# AIM:
Extract the text of every entry below exactly; leave images out.
-- SUPPLIED INFORMATION start --
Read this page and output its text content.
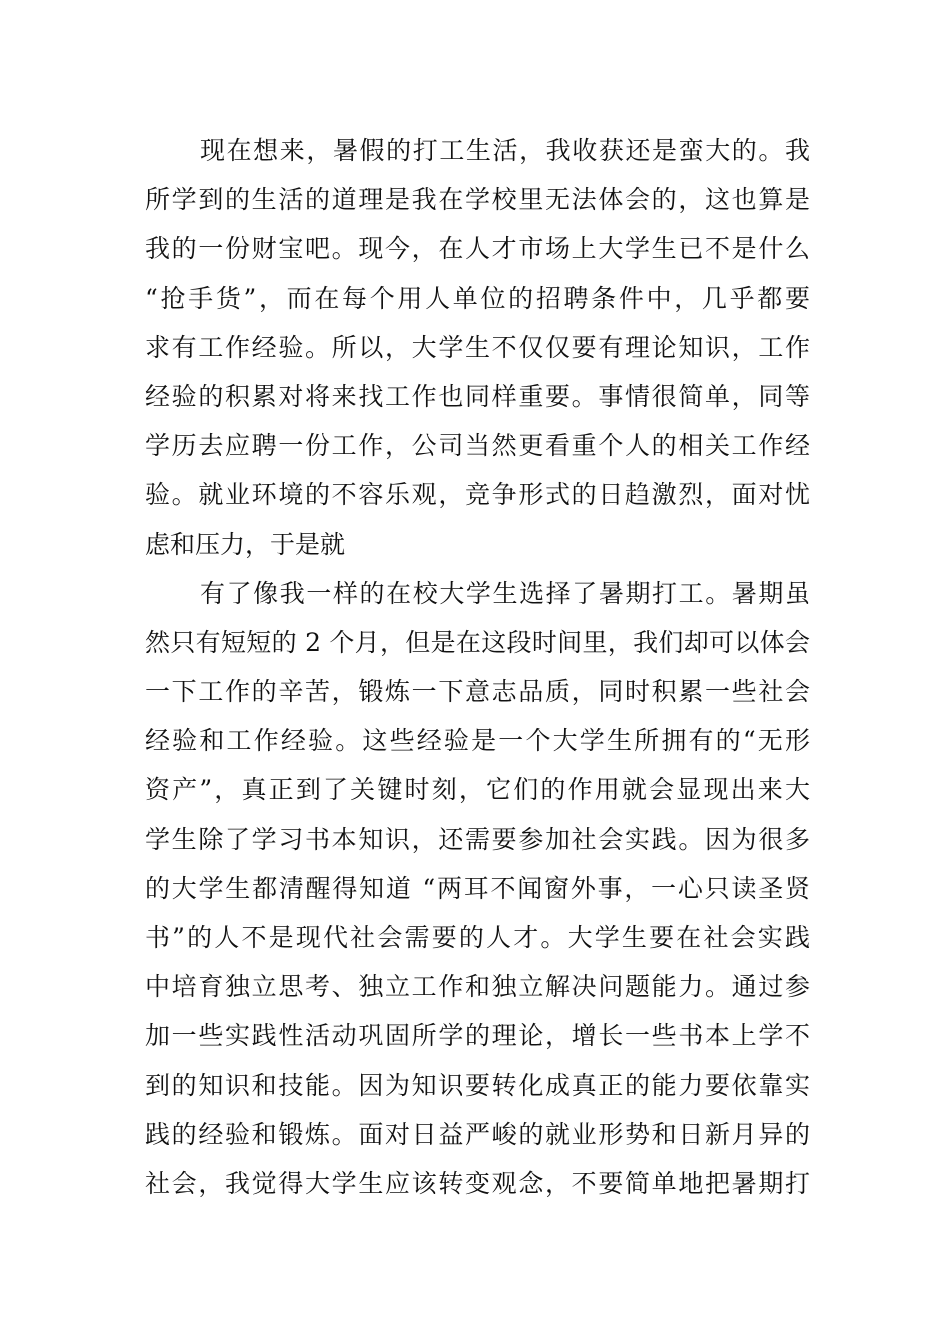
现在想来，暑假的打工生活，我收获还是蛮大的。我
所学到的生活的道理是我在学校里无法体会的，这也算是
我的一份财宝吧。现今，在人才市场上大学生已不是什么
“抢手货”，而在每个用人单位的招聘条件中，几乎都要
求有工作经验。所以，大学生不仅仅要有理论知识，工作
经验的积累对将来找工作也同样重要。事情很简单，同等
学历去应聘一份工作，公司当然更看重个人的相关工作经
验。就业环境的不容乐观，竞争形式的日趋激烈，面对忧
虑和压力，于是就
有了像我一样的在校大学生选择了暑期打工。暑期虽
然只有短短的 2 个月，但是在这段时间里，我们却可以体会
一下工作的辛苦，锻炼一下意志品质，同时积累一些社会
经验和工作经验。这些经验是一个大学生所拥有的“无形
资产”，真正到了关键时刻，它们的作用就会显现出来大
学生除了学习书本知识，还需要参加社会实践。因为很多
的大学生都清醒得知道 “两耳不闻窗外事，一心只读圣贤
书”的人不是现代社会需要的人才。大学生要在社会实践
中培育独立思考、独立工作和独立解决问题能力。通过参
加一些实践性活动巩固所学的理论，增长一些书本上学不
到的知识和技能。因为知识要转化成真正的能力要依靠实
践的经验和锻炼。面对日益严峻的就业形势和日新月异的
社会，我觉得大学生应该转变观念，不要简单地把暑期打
-- SUPPLIED INFORMATION end --
# ANSWER TO THE EXERCISE:
Read this page and output its text content.
现在想来，暑假的打工生活，我收获还是蛮大的。我
所学到的生活的道理是我在学校里无法体会的，这也算是
我的一份财宝吧。现今，在人才市场上大学生已不是什么
“抢手货”，而在每个用人单位的招聘条件中，几乎都要
求有工作经验。所以，大学生不仅仅要有理论知识，工作
经验的积累对将来找工作也同样重要。事情很简单，同等
学历去应聘一份工作，公司当然更看重个人的相关工作经
验。就业环境的不容乐观，竞争形式的日趋激烈，面对忧
虑和压力，于是就
有了像我一样的在校大学生选择了暑期打工。暑期虽
然只有短短的 2 个月，但是在这段时间里，我们却可以体会
一下工作的辛苦，锻炼一下意志品质，同时积累一些社会
经验和工作经验。这些经验是一个大学生所拥有的“无形
资产”，真正到了关键时刻，它们的作用就会显现出来大
学生除了学习书本知识，还需要参加社会实践。因为很多
的大学生都清醒得知道 “两耳不闻窗外事，一心只读圣贤
书”的人不是现代社会需要的人才。大学生要在社会实践
中培育独立思考、独立工作和独立解决问题能力。通过参
加一些实践性活动巩固所学的理论，增长一些书本上学不
到的知识和技能。因为知识要转化成真正的能力要依靠实
践的经验和锻炼。面对日益严峻的就业形势和日新月异的
社会，我觉得大学生应该转变观念，不要简单地把暑期打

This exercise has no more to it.